→ **WHAT NEEDS TO BE DONE**
Find the string "무엇일까요" in the entries and copy each line that has it.

Data entries
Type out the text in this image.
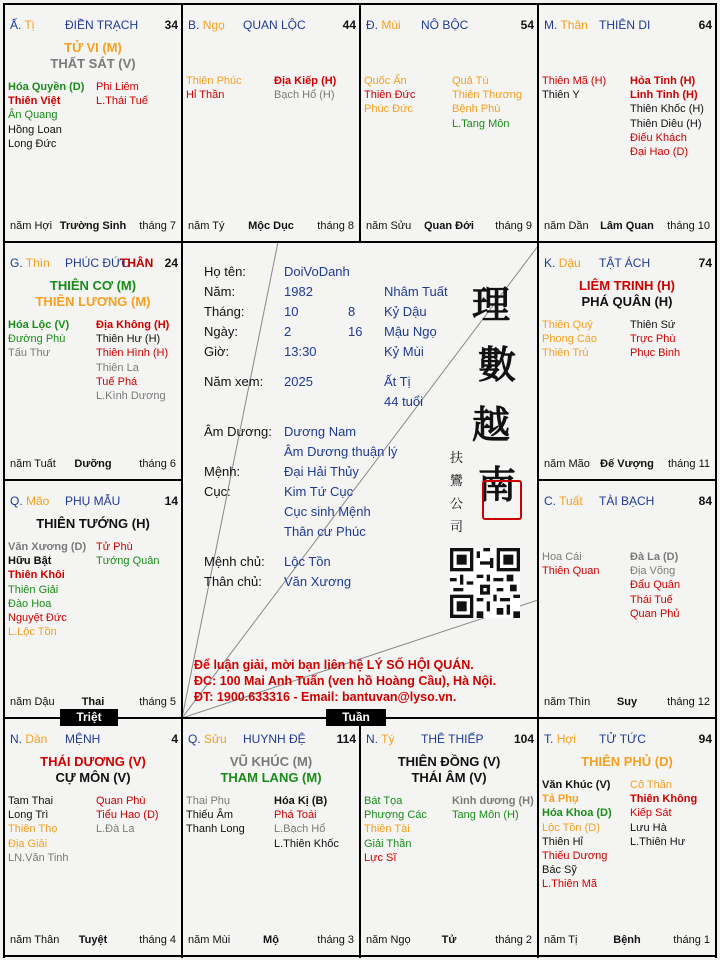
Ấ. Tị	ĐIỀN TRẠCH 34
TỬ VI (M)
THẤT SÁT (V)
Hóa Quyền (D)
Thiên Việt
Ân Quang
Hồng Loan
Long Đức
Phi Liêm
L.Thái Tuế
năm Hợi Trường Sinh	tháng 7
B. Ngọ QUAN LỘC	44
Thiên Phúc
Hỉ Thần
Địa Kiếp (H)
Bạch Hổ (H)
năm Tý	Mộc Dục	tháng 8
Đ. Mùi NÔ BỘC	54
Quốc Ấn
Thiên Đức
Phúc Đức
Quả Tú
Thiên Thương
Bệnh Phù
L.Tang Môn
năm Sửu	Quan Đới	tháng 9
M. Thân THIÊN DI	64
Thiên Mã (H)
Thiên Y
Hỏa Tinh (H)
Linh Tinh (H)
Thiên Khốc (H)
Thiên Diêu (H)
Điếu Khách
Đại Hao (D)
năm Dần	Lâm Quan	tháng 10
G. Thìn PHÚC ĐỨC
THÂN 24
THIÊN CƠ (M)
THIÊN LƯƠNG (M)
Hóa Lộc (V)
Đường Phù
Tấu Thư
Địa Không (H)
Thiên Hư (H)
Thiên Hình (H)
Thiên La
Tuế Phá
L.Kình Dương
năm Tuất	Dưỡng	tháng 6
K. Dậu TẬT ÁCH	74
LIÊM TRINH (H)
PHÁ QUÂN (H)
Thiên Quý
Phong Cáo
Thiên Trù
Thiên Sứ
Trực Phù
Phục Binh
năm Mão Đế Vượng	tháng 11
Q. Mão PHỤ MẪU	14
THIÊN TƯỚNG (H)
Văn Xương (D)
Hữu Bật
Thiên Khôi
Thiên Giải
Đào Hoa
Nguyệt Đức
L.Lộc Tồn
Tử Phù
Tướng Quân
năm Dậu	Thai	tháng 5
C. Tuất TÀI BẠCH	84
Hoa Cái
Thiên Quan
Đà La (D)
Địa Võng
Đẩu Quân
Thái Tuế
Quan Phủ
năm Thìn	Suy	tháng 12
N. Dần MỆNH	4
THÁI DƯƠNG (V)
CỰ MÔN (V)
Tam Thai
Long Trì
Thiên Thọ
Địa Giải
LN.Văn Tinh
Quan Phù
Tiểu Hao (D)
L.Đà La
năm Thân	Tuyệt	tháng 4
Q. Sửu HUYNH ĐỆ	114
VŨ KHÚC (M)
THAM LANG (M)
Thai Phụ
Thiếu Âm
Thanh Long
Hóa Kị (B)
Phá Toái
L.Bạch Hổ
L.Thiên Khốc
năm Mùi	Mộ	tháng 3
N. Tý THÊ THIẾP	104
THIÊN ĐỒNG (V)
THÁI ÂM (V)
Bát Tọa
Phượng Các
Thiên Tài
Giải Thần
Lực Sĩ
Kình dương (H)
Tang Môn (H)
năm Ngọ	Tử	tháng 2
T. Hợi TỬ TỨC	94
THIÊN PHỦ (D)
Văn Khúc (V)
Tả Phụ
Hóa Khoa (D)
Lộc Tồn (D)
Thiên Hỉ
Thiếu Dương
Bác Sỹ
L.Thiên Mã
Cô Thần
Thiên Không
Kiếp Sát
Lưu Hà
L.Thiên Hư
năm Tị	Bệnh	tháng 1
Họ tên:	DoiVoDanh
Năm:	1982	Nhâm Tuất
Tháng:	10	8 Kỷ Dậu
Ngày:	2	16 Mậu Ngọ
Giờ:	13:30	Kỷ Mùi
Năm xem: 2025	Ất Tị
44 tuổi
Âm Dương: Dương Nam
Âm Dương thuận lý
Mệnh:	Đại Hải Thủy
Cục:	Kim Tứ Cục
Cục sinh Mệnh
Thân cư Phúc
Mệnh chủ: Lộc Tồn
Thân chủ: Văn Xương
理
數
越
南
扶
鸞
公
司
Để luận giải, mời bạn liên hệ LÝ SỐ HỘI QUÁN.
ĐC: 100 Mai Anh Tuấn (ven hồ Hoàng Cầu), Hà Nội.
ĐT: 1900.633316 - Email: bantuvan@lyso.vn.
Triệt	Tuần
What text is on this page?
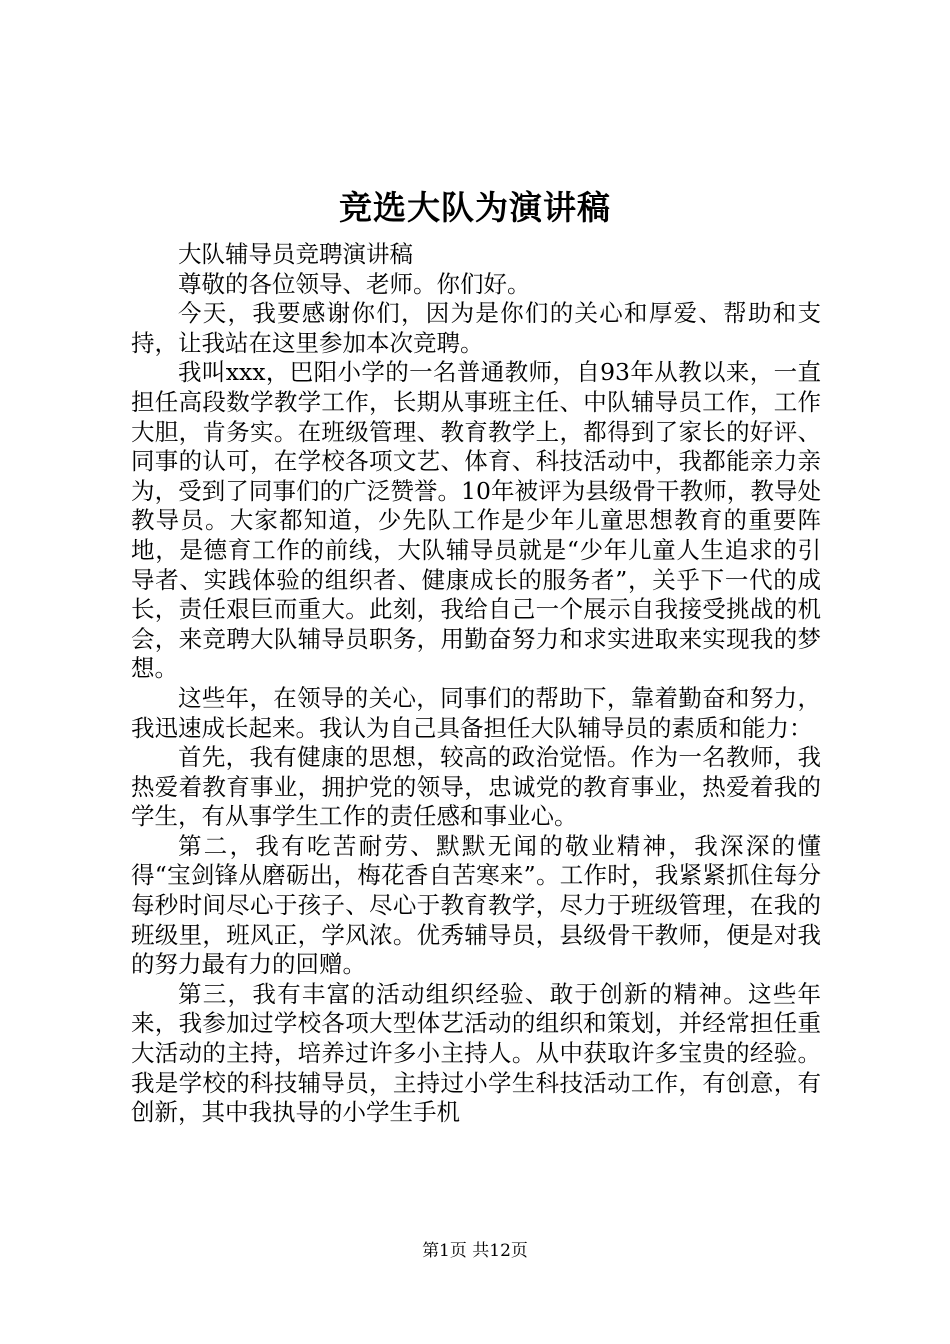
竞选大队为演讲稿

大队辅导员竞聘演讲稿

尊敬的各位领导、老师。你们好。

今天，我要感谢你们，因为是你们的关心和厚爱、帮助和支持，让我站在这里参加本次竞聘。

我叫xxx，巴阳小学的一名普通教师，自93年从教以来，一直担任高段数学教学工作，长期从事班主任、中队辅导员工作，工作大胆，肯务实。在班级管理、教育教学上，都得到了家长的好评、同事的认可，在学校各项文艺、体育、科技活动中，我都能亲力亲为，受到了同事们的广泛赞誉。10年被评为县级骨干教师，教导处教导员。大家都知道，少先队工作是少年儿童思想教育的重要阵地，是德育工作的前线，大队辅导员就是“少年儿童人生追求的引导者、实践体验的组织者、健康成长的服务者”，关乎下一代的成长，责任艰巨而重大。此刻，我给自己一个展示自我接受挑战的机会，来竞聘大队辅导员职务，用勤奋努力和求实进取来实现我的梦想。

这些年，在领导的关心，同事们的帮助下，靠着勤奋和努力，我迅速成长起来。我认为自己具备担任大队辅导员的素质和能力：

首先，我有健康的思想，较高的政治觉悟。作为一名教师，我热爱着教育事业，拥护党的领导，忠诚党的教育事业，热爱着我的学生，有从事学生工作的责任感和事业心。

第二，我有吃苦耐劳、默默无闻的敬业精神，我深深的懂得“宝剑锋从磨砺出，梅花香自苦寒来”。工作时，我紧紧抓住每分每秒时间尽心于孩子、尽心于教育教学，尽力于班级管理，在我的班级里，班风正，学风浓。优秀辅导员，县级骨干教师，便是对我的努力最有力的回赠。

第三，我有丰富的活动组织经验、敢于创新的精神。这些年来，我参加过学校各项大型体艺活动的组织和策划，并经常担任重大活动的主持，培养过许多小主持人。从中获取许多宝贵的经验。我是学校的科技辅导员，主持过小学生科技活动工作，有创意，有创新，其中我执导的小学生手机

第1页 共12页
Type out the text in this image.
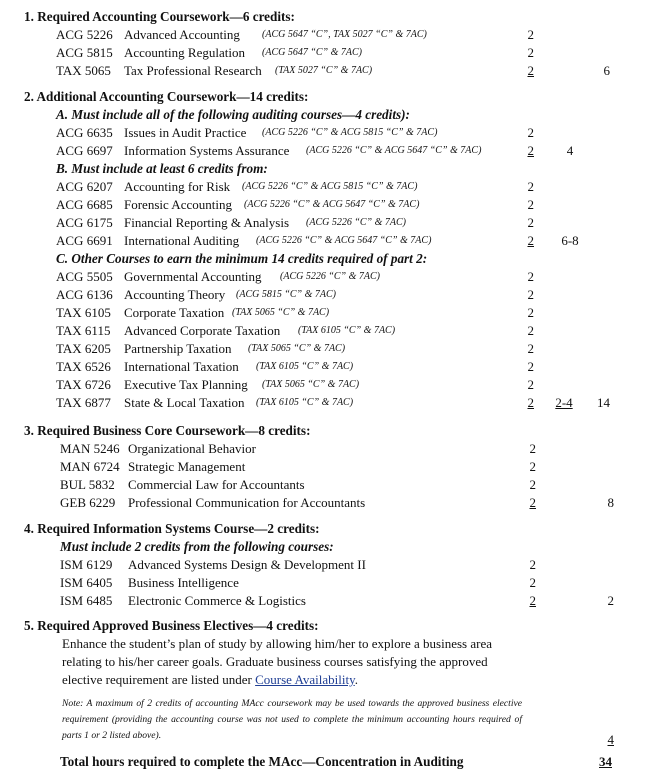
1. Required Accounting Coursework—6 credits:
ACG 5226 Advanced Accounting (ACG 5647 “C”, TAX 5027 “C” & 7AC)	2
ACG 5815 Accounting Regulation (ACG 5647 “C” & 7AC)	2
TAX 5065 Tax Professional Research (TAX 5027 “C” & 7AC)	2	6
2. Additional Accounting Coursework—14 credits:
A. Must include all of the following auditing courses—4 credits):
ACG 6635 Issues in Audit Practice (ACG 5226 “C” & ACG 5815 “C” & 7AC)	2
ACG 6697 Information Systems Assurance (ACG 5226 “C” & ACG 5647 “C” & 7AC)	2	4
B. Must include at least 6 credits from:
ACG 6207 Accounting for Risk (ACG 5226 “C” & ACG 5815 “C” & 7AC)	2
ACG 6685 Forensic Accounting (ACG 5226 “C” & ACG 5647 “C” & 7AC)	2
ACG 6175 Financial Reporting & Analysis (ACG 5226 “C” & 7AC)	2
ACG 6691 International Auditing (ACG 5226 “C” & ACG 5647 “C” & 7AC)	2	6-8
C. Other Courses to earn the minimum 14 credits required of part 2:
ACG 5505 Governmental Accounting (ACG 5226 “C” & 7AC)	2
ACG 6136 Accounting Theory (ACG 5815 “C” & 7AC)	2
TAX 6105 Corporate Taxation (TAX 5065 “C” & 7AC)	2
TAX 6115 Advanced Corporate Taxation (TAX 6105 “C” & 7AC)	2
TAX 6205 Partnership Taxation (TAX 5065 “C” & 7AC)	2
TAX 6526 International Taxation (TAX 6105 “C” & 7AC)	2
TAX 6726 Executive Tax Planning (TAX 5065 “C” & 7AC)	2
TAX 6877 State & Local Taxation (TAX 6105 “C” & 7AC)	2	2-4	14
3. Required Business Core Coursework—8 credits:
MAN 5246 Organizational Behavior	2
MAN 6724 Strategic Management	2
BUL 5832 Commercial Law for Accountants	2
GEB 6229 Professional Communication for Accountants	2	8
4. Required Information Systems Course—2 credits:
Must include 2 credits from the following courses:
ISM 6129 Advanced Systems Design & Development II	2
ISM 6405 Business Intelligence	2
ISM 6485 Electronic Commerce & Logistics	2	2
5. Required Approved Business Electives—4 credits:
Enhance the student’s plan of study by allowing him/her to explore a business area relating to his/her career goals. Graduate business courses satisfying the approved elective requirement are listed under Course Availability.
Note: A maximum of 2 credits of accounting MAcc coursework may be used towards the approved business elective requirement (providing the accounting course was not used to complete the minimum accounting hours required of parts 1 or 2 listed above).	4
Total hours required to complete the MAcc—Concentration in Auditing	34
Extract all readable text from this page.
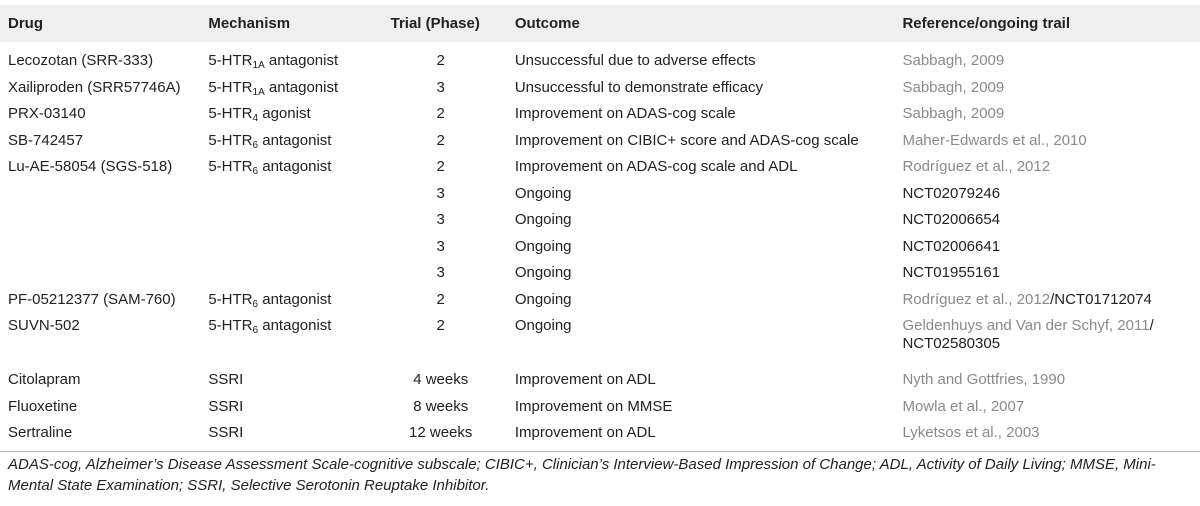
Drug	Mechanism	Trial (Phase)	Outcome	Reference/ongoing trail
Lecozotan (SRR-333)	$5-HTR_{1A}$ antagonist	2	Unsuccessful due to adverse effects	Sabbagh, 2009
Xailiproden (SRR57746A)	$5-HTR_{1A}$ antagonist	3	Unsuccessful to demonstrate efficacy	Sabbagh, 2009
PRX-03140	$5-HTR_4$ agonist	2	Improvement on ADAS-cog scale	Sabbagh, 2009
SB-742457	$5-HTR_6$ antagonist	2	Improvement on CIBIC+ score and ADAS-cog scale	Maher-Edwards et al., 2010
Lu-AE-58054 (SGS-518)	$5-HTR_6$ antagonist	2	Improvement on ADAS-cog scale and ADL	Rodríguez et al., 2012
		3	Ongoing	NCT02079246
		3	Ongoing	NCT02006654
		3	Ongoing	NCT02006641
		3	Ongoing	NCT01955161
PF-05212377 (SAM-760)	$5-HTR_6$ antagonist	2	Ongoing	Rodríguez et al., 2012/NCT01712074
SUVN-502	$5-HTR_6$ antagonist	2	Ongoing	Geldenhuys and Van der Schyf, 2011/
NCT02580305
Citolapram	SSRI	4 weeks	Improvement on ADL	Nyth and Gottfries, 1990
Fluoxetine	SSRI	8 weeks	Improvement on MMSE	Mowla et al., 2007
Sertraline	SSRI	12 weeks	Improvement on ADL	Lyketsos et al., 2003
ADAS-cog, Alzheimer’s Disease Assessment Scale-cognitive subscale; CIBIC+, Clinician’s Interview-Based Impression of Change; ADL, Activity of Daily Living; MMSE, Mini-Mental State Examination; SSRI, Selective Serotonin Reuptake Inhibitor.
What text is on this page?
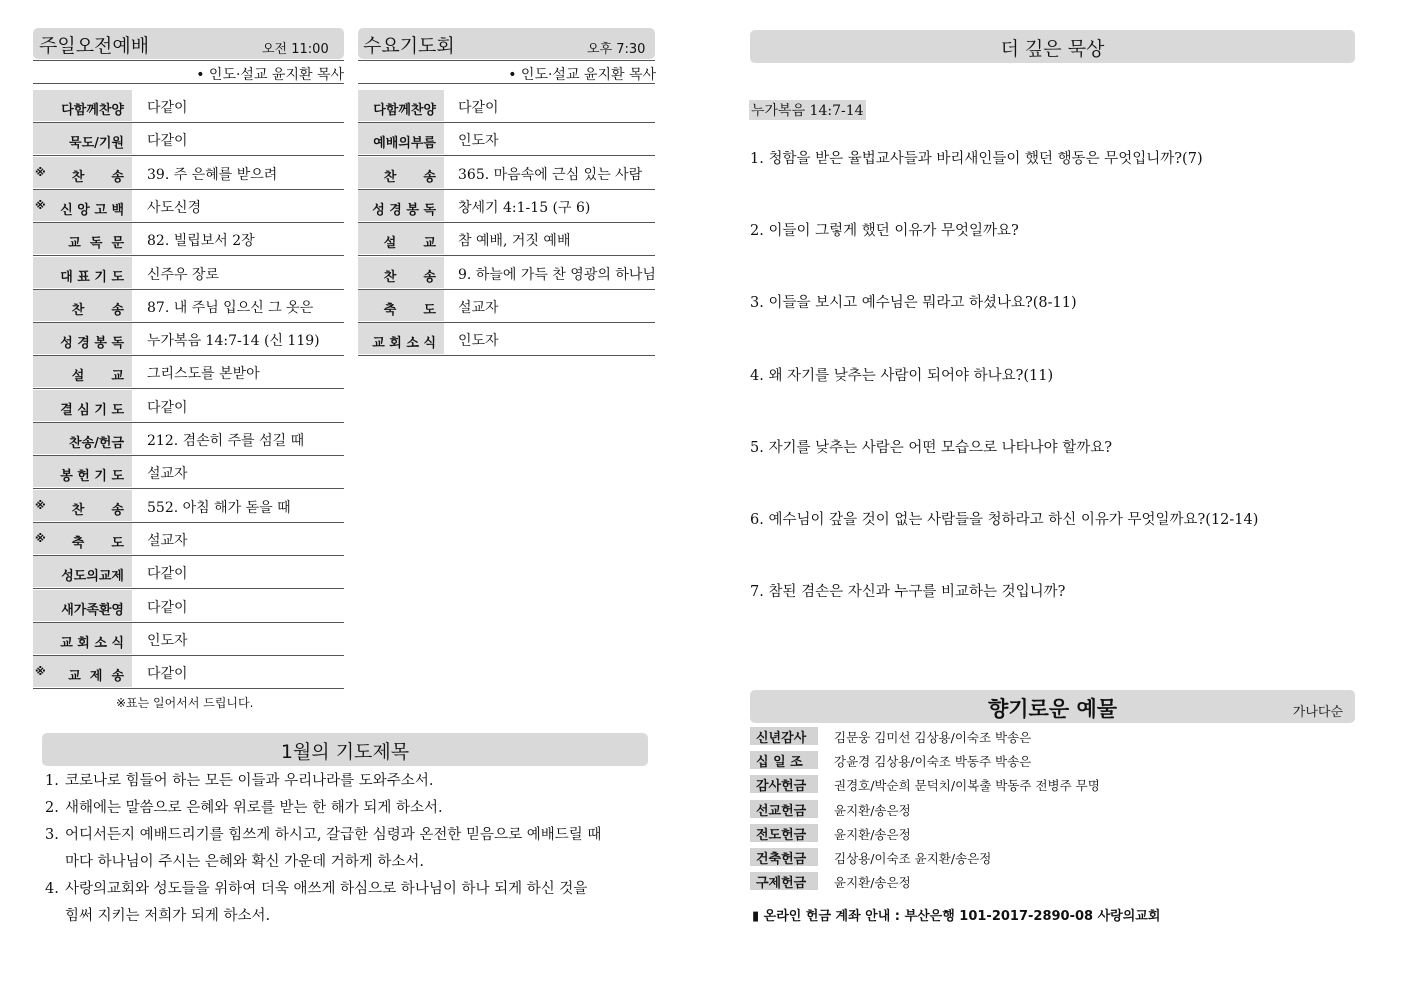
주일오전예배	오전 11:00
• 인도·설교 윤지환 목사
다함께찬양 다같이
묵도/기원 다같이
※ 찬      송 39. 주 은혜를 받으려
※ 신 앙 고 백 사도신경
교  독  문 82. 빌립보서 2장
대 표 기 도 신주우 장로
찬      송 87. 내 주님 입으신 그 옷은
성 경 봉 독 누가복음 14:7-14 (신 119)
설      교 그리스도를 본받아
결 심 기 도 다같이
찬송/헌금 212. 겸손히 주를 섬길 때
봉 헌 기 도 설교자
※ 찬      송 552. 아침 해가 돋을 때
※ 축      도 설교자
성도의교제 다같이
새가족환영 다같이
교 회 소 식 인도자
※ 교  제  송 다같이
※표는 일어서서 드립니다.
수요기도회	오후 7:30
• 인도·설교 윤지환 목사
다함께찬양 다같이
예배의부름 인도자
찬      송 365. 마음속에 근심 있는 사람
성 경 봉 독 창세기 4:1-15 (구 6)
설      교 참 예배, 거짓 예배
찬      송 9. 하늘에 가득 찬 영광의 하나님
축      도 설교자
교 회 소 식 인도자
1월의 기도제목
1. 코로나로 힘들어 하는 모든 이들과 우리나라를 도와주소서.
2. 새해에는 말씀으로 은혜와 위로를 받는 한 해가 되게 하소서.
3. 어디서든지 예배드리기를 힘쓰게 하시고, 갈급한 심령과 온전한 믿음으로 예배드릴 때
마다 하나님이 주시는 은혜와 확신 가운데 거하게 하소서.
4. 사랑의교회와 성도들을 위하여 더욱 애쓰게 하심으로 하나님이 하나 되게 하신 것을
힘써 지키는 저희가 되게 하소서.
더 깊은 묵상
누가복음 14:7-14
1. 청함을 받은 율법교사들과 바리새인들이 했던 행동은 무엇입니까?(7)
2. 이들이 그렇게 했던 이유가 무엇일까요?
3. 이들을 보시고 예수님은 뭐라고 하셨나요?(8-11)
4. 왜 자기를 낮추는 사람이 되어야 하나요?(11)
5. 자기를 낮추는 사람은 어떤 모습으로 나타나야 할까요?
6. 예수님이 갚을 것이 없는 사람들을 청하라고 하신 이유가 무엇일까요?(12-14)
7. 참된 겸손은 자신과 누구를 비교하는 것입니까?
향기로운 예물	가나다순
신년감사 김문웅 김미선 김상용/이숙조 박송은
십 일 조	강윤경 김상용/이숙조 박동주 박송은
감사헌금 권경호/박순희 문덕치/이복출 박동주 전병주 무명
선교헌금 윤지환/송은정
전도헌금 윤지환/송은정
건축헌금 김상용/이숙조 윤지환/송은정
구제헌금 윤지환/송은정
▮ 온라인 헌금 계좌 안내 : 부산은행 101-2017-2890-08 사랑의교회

→ **COMPLETE OUTPUT**
2. 이들이 그렇게 했던 이유가 무엇일까요?
6. 예수님이 갚을 것이 없는 사람들을 청하라고 하신 이유가 무엇일까요?(12-14)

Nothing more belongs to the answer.